Start of DATA SHOWN

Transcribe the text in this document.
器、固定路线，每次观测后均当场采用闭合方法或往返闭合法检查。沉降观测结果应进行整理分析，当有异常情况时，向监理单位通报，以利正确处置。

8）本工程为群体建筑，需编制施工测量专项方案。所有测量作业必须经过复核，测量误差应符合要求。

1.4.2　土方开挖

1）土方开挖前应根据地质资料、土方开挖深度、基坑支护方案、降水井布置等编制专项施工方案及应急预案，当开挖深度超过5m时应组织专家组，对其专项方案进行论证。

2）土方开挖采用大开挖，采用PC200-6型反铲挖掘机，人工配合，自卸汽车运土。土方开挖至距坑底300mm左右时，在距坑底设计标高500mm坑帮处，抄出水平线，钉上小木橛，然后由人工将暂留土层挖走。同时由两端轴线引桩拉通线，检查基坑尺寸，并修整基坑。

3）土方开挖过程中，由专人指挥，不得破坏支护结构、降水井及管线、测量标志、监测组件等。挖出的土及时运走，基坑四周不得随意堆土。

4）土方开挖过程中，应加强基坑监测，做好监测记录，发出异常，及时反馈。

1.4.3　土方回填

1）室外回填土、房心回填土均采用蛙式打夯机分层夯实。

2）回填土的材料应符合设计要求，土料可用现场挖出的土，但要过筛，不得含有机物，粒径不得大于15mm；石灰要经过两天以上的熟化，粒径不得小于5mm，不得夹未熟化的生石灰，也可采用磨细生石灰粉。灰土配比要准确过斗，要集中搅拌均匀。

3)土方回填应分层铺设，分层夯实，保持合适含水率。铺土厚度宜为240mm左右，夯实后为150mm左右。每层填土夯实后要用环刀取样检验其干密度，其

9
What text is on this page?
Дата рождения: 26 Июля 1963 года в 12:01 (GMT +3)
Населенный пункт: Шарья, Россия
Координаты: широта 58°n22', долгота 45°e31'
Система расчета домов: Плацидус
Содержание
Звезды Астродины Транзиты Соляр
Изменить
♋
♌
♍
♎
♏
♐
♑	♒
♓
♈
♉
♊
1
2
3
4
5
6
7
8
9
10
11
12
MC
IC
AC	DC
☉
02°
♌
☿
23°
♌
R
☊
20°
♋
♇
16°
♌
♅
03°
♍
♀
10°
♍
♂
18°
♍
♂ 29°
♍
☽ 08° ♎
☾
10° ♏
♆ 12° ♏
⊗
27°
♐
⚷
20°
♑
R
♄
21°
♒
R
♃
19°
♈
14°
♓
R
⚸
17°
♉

End of DATA SHOWN

→ GOAL OF THE EXERCISE:
Each line above must be reproduced exactly as it stands.

→ OUTPUT:
Transcribe the text in this document.
器、固定路线，每次观测后均当场采用闭合方法或往返闭合法检查。沉降观测结果应进行整理分析，当有异常情况时，向监理单位通报，以利正确处置。

8）本工程为群体建筑，需编制施工测量专项方案。所有测量作业必须经过复核，测量误差应符合要求。

1.4.2　土方开挖

1）土方开挖前应根据地质资料、土方开挖深度、基坑支护方案、降水井布置等编制专项施工方案及应急预案，当开挖深度超过5m时应组织专家组，对其专项方案进行论证。

2）土方开挖采用大开挖，采用PC200-6型反铲挖掘机，人工配合，自卸汽车运土。土方开挖至距坑底300mm左右时，在距坑底设计标高500mm坑帮处，抄出水平线，钉上小木橛，然后由人工将暂留土层挖走。同时由两端轴线引桩拉通线，检查基坑尺寸，并修整基坑。

3）土方开挖过程中，由专人指挥，不得破坏支护结构、降水井及管线、测量标志、监测组件等。挖出的土及时运走，基坑四周不得随意堆土。

4）土方开挖过程中，应加强基坑监测，做好监测记录，发出异常，及时反馈。

1.4.3　土方回填

1）室外回填土、房心回填土均采用蛙式打夯机分层夯实。

2）回填土的材料应符合设计要求，土料可用现场挖出的土，但要过筛，不得含有机物，粒径不得大于15mm；石灰要经过两天以上的熟化，粒径不得小于5mm，不得夹未熟化的生石灰，也可采用磨细生石灰粉。灰土配比要准确过斗，要集中搅拌均匀。

3)土方回填应分层铺设，分层夯实，保持合适含水率。铺土厚度宜为240mm左右，夯实后为150mm左右。每层填土夯实后要用环刀取样检验其干密度，其

9
What text is on this page?
Дата рождения: 26 Июля 1963 года в 12:01 (GMT +3)
Населенный пункт: Шарья, Россия
Координаты: широта 58°n22', долгота 45°e31'
Система расчета домов: Плацидус
Содержание
Звезды Астродины Транзиты Соляр
Изменить
♋
♌
♍
♎
♏
♐
♑	♒
♓
♈
♉
♊
1
2
3
4
5
6
7
8
9
10
11
12
MC
IC
AC	DC
☉
02°
♌
☿
23°
♌
R
☊
20°
♋
♇
16°
♌
♅
03°
♍
♀
10°
♍
♂
18°
♍
♂ 29°
♍
☽ 08° ♎
☾
10° ♏
♆ 12° ♏
⊗
27°
♐
⚷
20°
♑
R
♄
21°
♒
R
♃
19°
♈
14°
♓
R
⚸
17°
♉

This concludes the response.